• **YOUR GOAL**: Quote every line below exactly and skip any picture.

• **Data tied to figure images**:
— begin —

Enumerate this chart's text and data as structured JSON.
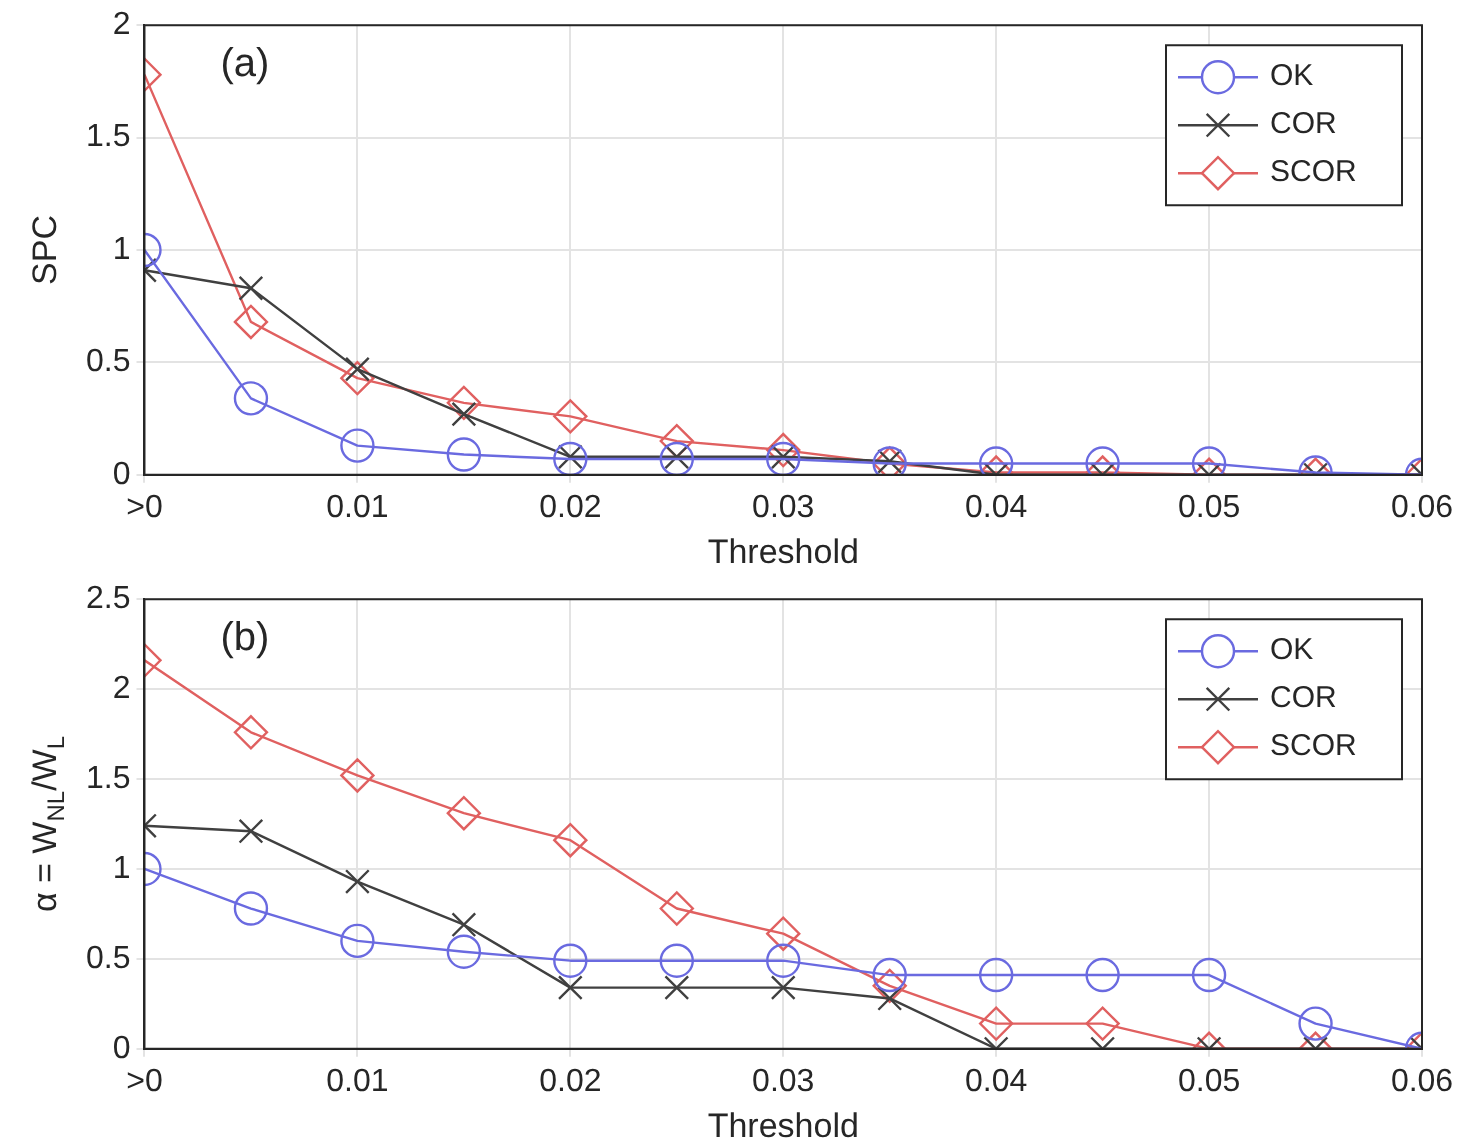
{
  "chart_data": [
    {
      "type": "line",
      "ylabel": "SPC",
      "xlabel": "Threshold",
      "annotations": [
        "(a)"
      ],
      "x": [
        0,
        0.005,
        0.01,
        0.015,
        0.02,
        0.025,
        0.03,
        0.035,
        0.04,
        0.045,
        0.05,
        0.055,
        0.06
      ],
      "xlim": [
        0,
        0.06
      ],
      "xticks": [
        {
          "value": 0,
          "label": ">0"
        },
        0.01,
        0.02,
        0.03,
        0.04,
        0.05,
        0.06
      ],
      "ylim": [
        0,
        2
      ],
      "yticks": [
        0,
        0.5,
        1,
        1.5,
        2
      ],
      "grid": true,
      "legend": "top right",
      "line_style": "solid",
      "series": [
        {
          "name": "OK",
          "color": "#6a6ae0",
          "marker": "circle",
          "values": [
            1,
            0.34,
            0.13,
            0.09,
            0.07,
            0.07,
            0.07,
            0.05,
            0.05,
            0.05,
            0.05,
            0.01,
            0
          ]
        },
        {
          "name": "COR",
          "color": "#404040",
          "marker": "cross",
          "values": [
            0.91,
            0.83,
            0.47,
            0.27,
            0.08,
            0.08,
            0.08,
            0.06,
            0,
            0,
            0,
            0,
            0
          ]
        },
        {
          "name": "SCOR",
          "color": "#e06060",
          "marker": "diamond",
          "values": [
            1.78,
            0.68,
            0.43,
            0.32,
            0.26,
            0.15,
            0.11,
            0.05,
            0.01,
            0.01,
            0,
            0,
            0
          ]
        }
      ]
    },
    {
      "type": "line",
      "ylabel": "α = W$_{NL}$/W$_{L}$",
      "xlabel": "Threshold",
      "annotations": [
        "(b)"
      ],
      "x": [
        0,
        0.005,
        0.01,
        0.015,
        0.02,
        0.025,
        0.03,
        0.035,
        0.04,
        0.045,
        0.05,
        0.055,
        0.06
      ],
      "xlim": [
        0,
        0.06
      ],
      "xticks": [
        {
          "value": 0,
          "label": ">0"
        },
        0.01,
        0.02,
        0.03,
        0.04,
        0.05,
        0.06
      ],
      "ylim": [
        0,
        2.5
      ],
      "yticks": [
        0,
        0.5,
        1,
        1.5,
        2,
        2.5
      ],
      "grid": true,
      "legend": "top right",
      "line_style": "solid",
      "series": [
        {
          "name": "OK",
          "color": "#6a6ae0",
          "marker": "circle",
          "values": [
            1,
            0.78,
            0.6,
            0.54,
            0.49,
            0.49,
            0.49,
            0.41,
            0.41,
            0.41,
            0.41,
            0.14,
            0
          ]
        },
        {
          "name": "COR",
          "color": "#404040",
          "marker": "cross",
          "values": [
            1.24,
            1.21,
            0.93,
            0.69,
            0.34,
            0.34,
            0.34,
            0.28,
            0,
            0,
            0,
            0,
            0
          ]
        },
        {
          "name": "SCOR",
          "color": "#e06060",
          "marker": "diamond",
          "values": [
            2.16,
            1.76,
            1.52,
            1.31,
            1.16,
            0.78,
            0.64,
            0.35,
            0.14,
            0.14,
            0,
            0,
            0
          ]
        }
      ]
    }
  ]
}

— end —

• **TASK SOLUTION**:
Enumerate this chart's text and data as structured JSON.
{
  "chart_data": [
    {
      "type": "line",
      "ylabel": "SPC",
      "xlabel": "Threshold",
      "annotations": [
        "(a)"
      ],
      "x": [
        0,
        0.005,
        0.01,
        0.015,
        0.02,
        0.025,
        0.03,
        0.035,
        0.04,
        0.045,
        0.05,
        0.055,
        0.06
      ],
      "xlim": [
        0,
        0.06
      ],
      "xticks": [
        {
          "value": 0,
          "label": ">0"
        },
        0.01,
        0.02,
        0.03,
        0.04,
        0.05,
        0.06
      ],
      "ylim": [
        0,
        2
      ],
      "yticks": [
        0,
        0.5,
        1,
        1.5,
        2
      ],
      "grid": true,
      "legend": "top right",
      "line_style": "solid",
      "series": [
        {
          "name": "OK",
          "color": "#6a6ae0",
          "marker": "circle",
          "values": [
            1,
            0.34,
            0.13,
            0.09,
            0.07,
            0.07,
            0.07,
            0.05,
            0.05,
            0.05,
            0.05,
            0.01,
            0
          ]
        },
        {
          "name": "COR",
          "color": "#404040",
          "marker": "cross",
          "values": [
            0.91,
            0.83,
            0.47,
            0.27,
            0.08,
            0.08,
            0.08,
            0.06,
            0,
            0,
            0,
            0,
            0
          ]
        },
        {
          "name": "SCOR",
          "color": "#e06060",
          "marker": "diamond",
          "values": [
            1.78,
            0.68,
            0.43,
            0.32,
            0.26,
            0.15,
            0.11,
            0.05,
            0.01,
            0.01,
            0,
            0,
            0
          ]
        }
      ]
    },
    {
      "type": "line",
      "ylabel": "α = W$_{NL}$/W$_{L}$",
      "xlabel": "Threshold",
      "annotations": [
        "(b)"
      ],
      "x": [
        0,
        0.005,
        0.01,
        0.015,
        0.02,
        0.025,
        0.03,
        0.035,
        0.04,
        0.045,
        0.05,
        0.055,
        0.06
      ],
      "xlim": [
        0,
        0.06
      ],
      "xticks": [
        {
          "value": 0,
          "label": ">0"
        },
        0.01,
        0.02,
        0.03,
        0.04,
        0.05,
        0.06
      ],
      "ylim": [
        0,
        2.5
      ],
      "yticks": [
        0,
        0.5,
        1,
        1.5,
        2,
        2.5
      ],
      "grid": true,
      "legend": "top right",
      "line_style": "solid",
      "series": [
        {
          "name": "OK",
          "color": "#6a6ae0",
          "marker": "circle",
          "values": [
            1,
            0.78,
            0.6,
            0.54,
            0.49,
            0.49,
            0.49,
            0.41,
            0.41,
            0.41,
            0.41,
            0.14,
            0
          ]
        },
        {
          "name": "COR",
          "color": "#404040",
          "marker": "cross",
          "values": [
            1.24,
            1.21,
            0.93,
            0.69,
            0.34,
            0.34,
            0.34,
            0.28,
            0,
            0,
            0,
            0,
            0
          ]
        },
        {
          "name": "SCOR",
          "color": "#e06060",
          "marker": "diamond",
          "values": [
            2.16,
            1.76,
            1.52,
            1.31,
            1.16,
            0.78,
            0.64,
            0.35,
            0.14,
            0.14,
            0,
            0,
            0
          ]
        }
      ]
    }
  ]
}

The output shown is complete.